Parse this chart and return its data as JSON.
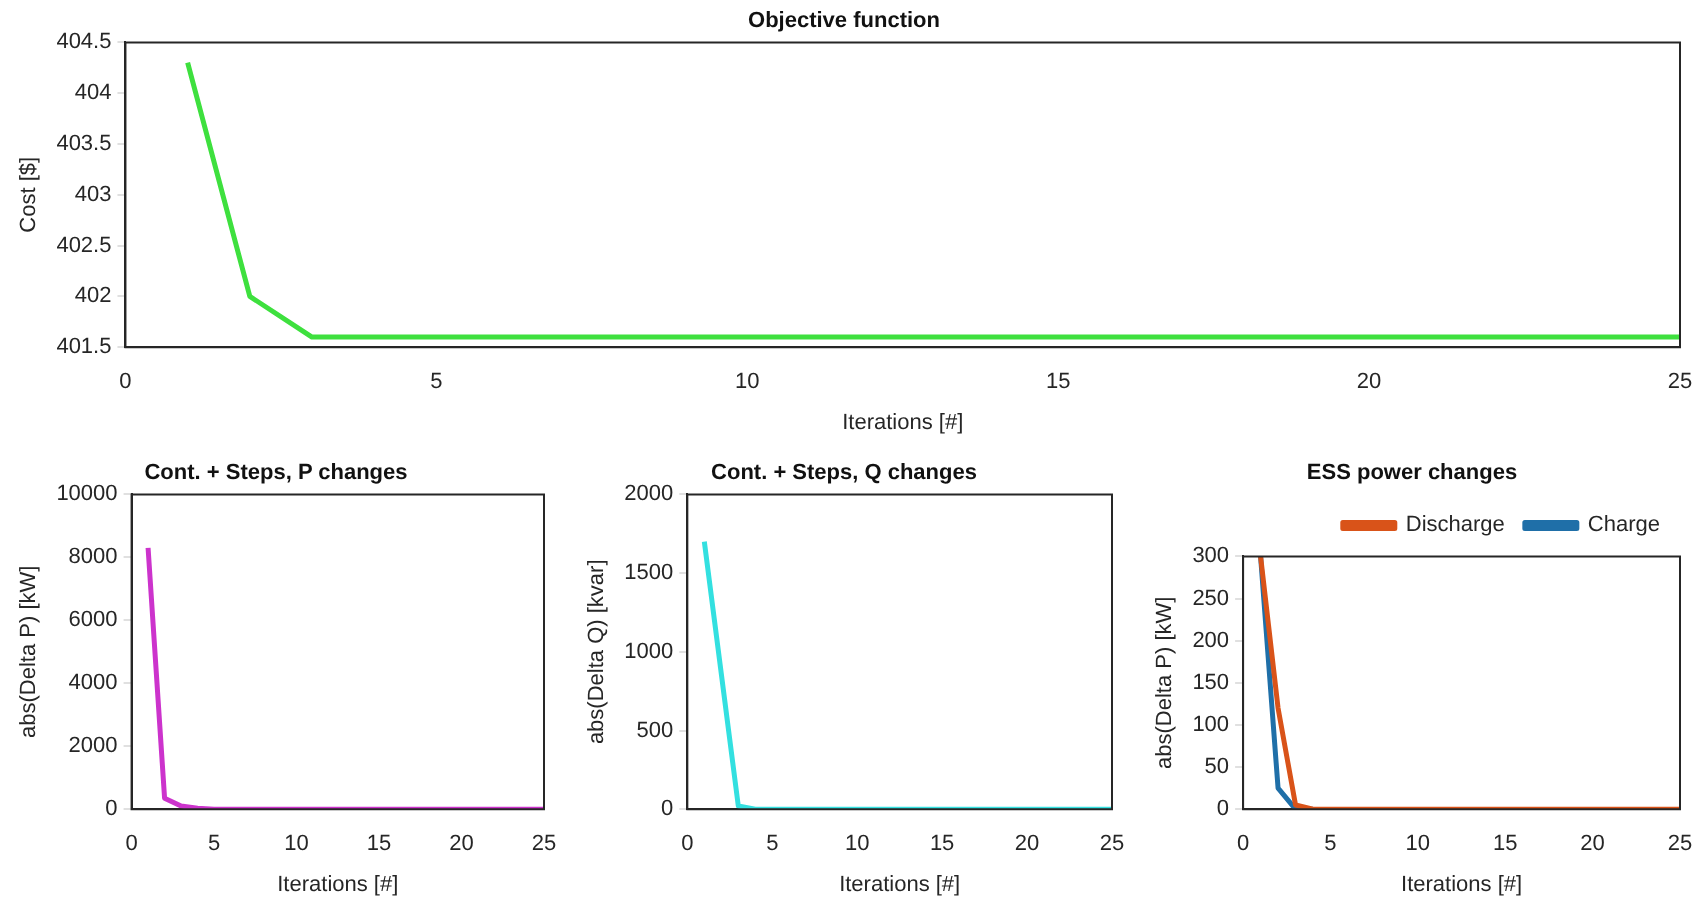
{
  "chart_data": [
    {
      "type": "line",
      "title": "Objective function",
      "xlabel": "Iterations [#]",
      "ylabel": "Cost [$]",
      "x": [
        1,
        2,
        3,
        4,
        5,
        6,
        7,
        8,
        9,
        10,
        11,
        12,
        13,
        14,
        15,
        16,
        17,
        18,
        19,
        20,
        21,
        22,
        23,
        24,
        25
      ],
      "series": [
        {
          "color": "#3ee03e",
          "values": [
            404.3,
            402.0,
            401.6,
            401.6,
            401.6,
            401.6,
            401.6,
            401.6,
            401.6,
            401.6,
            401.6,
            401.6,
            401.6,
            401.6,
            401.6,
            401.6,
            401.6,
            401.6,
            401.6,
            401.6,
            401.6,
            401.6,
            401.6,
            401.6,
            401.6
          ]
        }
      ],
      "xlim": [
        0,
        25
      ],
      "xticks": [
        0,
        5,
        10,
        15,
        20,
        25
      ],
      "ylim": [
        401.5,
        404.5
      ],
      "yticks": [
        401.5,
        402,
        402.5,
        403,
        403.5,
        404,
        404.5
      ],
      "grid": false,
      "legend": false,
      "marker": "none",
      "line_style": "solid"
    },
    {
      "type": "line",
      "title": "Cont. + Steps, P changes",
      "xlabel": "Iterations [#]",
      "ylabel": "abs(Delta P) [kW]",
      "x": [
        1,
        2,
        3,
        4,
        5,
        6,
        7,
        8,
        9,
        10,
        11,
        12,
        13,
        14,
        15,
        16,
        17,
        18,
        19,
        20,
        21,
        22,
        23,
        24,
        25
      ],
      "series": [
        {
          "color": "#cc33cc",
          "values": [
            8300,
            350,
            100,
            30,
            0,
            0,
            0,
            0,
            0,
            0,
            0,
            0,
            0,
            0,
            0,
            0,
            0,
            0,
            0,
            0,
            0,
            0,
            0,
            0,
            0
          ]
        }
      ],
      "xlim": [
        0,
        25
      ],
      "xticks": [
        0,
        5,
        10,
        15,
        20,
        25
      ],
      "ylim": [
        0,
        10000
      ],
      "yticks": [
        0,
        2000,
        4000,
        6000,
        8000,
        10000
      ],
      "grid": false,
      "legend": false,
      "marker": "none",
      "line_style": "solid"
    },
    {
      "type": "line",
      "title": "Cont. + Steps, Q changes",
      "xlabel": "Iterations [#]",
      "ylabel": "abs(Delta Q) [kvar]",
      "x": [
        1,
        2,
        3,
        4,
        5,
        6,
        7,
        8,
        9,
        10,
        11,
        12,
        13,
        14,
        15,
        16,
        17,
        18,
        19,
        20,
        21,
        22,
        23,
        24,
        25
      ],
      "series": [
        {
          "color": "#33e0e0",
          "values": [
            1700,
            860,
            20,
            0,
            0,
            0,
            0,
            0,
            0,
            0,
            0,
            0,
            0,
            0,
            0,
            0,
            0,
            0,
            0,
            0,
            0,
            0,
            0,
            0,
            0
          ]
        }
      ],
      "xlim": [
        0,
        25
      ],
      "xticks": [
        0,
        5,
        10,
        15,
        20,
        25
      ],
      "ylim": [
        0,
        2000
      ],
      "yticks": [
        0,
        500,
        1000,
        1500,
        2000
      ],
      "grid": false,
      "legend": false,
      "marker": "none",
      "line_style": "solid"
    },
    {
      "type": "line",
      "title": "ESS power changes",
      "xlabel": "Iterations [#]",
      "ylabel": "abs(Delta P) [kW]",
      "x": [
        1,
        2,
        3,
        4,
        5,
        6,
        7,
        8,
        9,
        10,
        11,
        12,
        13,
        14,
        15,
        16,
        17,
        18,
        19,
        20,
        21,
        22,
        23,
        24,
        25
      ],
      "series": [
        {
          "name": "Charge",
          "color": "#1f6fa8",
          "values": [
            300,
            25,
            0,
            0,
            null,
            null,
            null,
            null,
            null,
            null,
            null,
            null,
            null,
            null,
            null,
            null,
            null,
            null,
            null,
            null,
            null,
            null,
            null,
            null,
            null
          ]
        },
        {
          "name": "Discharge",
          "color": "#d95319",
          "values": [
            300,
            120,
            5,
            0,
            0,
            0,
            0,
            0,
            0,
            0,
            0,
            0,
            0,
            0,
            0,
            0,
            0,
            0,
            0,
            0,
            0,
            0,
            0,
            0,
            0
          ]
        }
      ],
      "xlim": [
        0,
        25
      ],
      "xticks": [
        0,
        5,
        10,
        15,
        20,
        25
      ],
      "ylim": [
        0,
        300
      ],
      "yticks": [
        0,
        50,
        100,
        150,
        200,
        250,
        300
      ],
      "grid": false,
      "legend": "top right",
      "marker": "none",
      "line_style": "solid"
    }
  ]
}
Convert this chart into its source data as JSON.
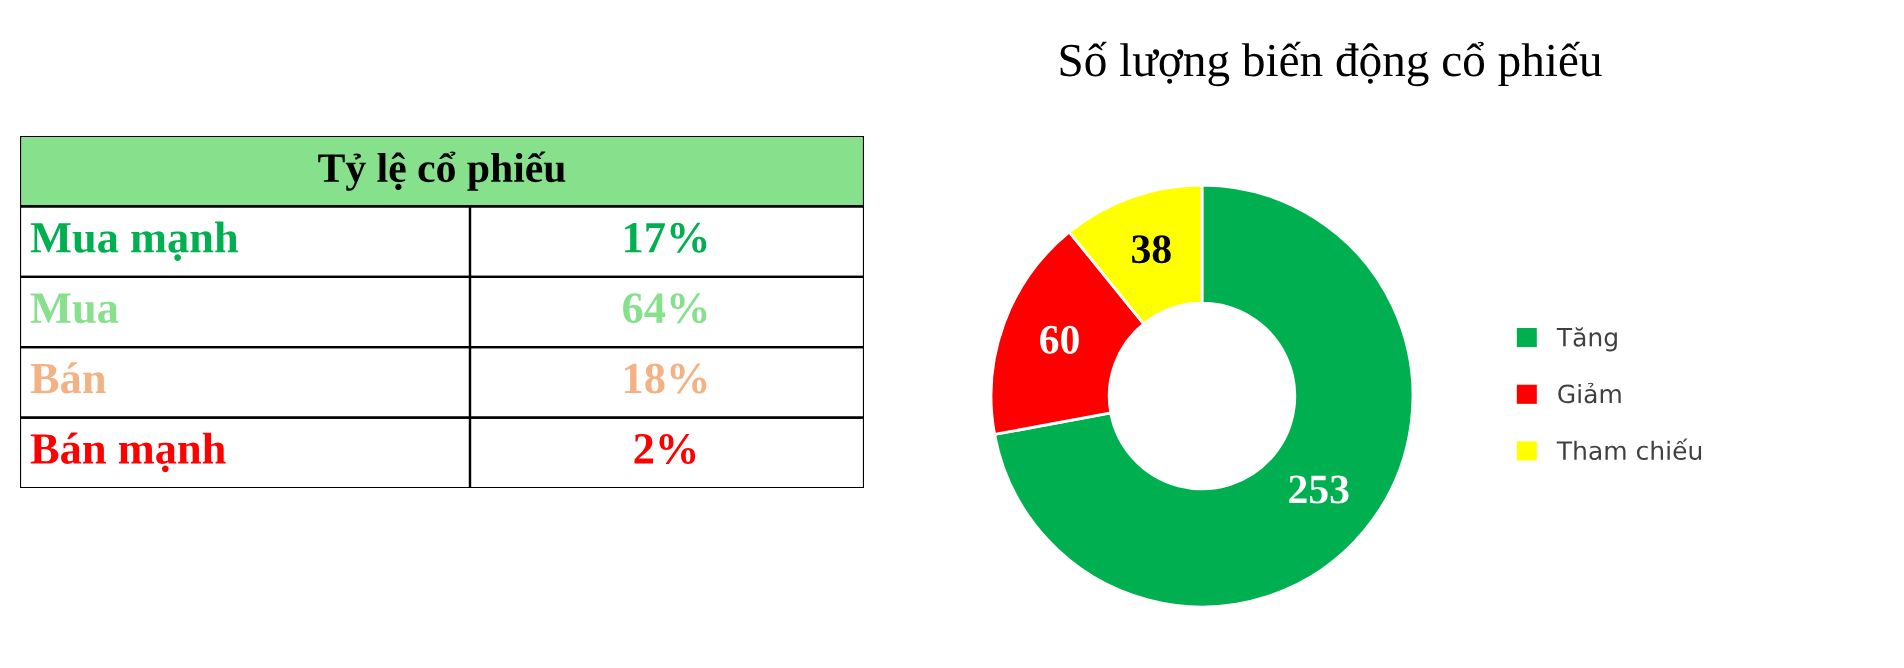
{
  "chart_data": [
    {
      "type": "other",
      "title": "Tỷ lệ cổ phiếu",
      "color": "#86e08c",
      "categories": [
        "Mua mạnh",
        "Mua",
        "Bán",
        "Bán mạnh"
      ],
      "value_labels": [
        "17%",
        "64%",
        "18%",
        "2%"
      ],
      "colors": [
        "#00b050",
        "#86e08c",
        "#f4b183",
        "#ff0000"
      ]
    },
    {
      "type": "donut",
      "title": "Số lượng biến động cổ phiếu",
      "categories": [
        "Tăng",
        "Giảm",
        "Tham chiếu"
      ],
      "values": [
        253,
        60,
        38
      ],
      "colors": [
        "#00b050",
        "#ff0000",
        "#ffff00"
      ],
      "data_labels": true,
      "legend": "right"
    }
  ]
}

┄┄┄┄┄┄

- **WRITTEN EXERCISE**:
Give an exact reproduction of every line, leaving out any picture.

- **CORRECT RESULT**:
Parse this chart and return its data as JSON.
{
  "chart_data": [
    {
      "type": "line",
      "title": "Objective function",
      "xlabel": "Iterations [#]",
      "ylabel": "Cost [$]",
      "x": [
        1,
        2,
        3,
        4,
        5,
        6,
        7,
        8,
        9,
        10,
        11,
        12,
        13,
        14,
        15,
        16,
        17,
        18,
        19,
        20,
        21,
        22,
        23,
        24,
        25
      ],
      "series": [
        {
          "color": "#3ee03e",
          "values": [
            404.3,
            402.0,
            401.6,
            401.6,
            401.6,
            401.6,
            401.6,
            401.6,
            401.6,
            401.6,
            401.6,
            401.6,
            401.6,
            401.6,
            401.6,
            401.6,
            401.6,
            401.6,
            401.6,
            401.6,
            401.6,
            401.6,
            401.6,
            401.6,
            401.6
          ]
        }
      ],
      "xlim": [
        0,
        25
      ],
      "xticks": [
        0,
        5,
        10,
        15,
        20,
        25
      ],
      "ylim": [
        401.5,
        404.5
      ],
      "yticks": [
        401.5,
        402,
        402.5,
        403,
        403.5,
        404,
        404.5
      ],
      "grid": false,
      "legend": false,
      "marker": "none",
      "line_style": "solid"
    },
    {
      "type": "line",
      "title": "Cont. + Steps, P changes",
      "xlabel": "Iterations [#]",
      "ylabel": "abs(Delta P) [kW]",
      "x": [
        1,
        2,
        3,
        4,
        5,
        6,
        7,
        8,
        9,
        10,
        11,
        12,
        13,
        14,
        15,
        16,
        17,
        18,
        19,
        20,
        21,
        22,
        23,
        24,
        25
      ],
      "series": [
        {
          "color": "#cc33cc",
          "values": [
            8300,
            350,
            100,
            30,
            0,
            0,
            0,
            0,
            0,
            0,
            0,
            0,
            0,
            0,
            0,
            0,
            0,
            0,
            0,
            0,
            0,
            0,
            0,
            0,
            0
          ]
        }
      ],
      "xlim": [
        0,
        25
      ],
      "xticks": [
        0,
        5,
        10,
        15,
        20,
        25
      ],
      "ylim": [
        0,
        10000
      ],
      "yticks": [
        0,
        2000,
        4000,
        6000,
        8000,
        10000
      ],
      "grid": false,
      "legend": false,
      "marker": "none",
      "line_style": "solid"
    },
    {
      "type": "line",
      "title": "Cont. + Steps, Q changes",
      "xlabel": "Iterations [#]",
      "ylabel": "abs(Delta Q) [kvar]",
      "x": [
        1,
        2,
        3,
        4,
        5,
        6,
        7,
        8,
        9,
        10,
        11,
        12,
        13,
        14,
        15,
        16,
        17,
        18,
        19,
        20,
        21,
        22,
        23,
        24,
        25
      ],
      "series": [
        {
          "color": "#33e0e0",
          "values": [
            1700,
            860,
            20,
            0,
            0,
            0,
            0,
            0,
            0,
            0,
            0,
            0,
            0,
            0,
            0,
            0,
            0,
            0,
            0,
            0,
            0,
            0,
            0,
            0,
            0
          ]
        }
      ],
      "xlim": [
        0,
        25
      ],
      "xticks": [
        0,
        5,
        10,
        15,
        20,
        25
      ],
      "ylim": [
        0,
        2000
      ],
      "yticks": [
        0,
        500,
        1000,
        1500,
        2000
      ],
      "grid": false,
      "legend": false,
      "marker": "none",
      "line_style": "solid"
    },
    {
      "type": "line",
      "title": "ESS power changes",
      "xlabel": "Iterations [#]",
      "ylabel": "abs(Delta P) [kW]",
      "x": [
        1,
        2,
        3,
        4,
        5,
        6,
        7,
        8,
        9,
        10,
        11,
        12,
        13,
        14,
        15,
        16,
        17,
        18,
        19,
        20,
        21,
        22,
        23,
        24,
        25
      ],
      "series": [
        {
          "name": "Charge",
          "color": "#1f6fa8",
          "values": [
            300,
            25,
            0,
            0,
            null,
            null,
            null,
            null,
            null,
            null,
            null,
            null,
            null,
            null,
            null,
            null,
            null,
            null,
            null,
            null,
            null,
            null,
            null,
            null,
            null
          ]
        },
        {
          "name": "Discharge",
          "color": "#d95319",
          "values": [
            300,
            120,
            5,
            0,
            0,
            0,
            0,
            0,
            0,
            0,
            0,
            0,
            0,
            0,
            0,
            0,
            0,
            0,
            0,
            0,
            0,
            0,
            0,
            0,
            0
          ]
        }
      ],
      "xlim": [
        0,
        25
      ],
      "xticks": [
        0,
        5,
        10,
        15,
        20,
        25
      ],
      "ylim": [
        0,
        300
      ],
      "yticks": [
        0,
        50,
        100,
        150,
        200,
        250,
        300
      ],
      "grid": false,
      "legend": "top right",
      "marker": "none",
      "line_style": "solid"
    }
  ]
}
Convert this chart into its source data as JSON.
{
  "chart_data": [
    {
      "type": "other",
      "title": "Tỷ lệ cổ phiếu",
      "color": "#86e08c",
      "categories": [
        "Mua mạnh",
        "Mua",
        "Bán",
        "Bán mạnh"
      ],
      "value_labels": [
        "17%",
        "64%",
        "18%",
        "2%"
      ],
      "colors": [
        "#00b050",
        "#86e08c",
        "#f4b183",
        "#ff0000"
      ]
    },
    {
      "type": "donut",
      "title": "Số lượng biến động cổ phiếu",
      "categories": [
        "Tăng",
        "Giảm",
        "Tham chiếu"
      ],
      "values": [
        253,
        60,
        38
      ],
      "colors": [
        "#00b050",
        "#ff0000",
        "#ffff00"
      ],
      "data_labels": true,
      "legend": "right"
    }
  ]
}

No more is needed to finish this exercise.